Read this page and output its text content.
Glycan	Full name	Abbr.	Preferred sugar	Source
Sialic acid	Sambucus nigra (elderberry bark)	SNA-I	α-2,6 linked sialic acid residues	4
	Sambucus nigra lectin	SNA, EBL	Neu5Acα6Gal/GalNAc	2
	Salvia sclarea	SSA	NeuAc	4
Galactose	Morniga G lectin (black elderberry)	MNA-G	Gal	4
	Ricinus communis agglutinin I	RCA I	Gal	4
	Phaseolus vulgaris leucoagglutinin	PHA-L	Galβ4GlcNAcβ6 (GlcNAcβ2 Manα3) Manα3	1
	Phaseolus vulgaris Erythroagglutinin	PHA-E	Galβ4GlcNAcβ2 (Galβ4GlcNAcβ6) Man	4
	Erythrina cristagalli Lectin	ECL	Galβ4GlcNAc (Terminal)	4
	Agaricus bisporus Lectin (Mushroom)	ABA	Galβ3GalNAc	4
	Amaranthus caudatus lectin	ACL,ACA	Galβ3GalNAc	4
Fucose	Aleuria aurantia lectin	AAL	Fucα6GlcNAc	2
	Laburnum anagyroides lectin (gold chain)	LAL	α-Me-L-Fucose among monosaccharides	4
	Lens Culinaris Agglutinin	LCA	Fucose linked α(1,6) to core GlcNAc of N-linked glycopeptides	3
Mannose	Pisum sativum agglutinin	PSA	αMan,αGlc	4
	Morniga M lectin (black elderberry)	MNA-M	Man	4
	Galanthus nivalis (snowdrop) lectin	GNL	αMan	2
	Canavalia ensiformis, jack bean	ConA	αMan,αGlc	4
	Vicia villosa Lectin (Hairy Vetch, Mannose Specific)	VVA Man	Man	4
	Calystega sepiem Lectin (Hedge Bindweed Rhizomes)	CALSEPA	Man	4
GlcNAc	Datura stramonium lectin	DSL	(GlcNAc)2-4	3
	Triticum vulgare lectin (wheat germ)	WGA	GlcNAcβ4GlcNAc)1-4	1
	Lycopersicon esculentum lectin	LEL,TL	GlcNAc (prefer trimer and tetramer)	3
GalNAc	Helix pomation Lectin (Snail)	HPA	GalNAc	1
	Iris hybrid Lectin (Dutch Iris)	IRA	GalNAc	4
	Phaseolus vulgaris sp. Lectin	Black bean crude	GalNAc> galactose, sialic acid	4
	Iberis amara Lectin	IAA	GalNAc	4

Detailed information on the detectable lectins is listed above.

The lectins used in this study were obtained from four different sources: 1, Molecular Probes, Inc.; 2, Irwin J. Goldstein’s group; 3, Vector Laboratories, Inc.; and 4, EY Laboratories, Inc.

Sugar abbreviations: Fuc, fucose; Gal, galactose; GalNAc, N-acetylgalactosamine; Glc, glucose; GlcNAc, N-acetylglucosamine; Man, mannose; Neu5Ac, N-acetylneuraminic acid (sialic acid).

——

▸ **Your task**: In the listing, find each line with the string "αGlc" and copy it.

▸ **Finished exercise**:
Mannose	Pisum sativum agglutinin	PSA	αMan,αGlc	4
	Canavalia ensiformis, jack bean	ConA	αMan,αGlc	4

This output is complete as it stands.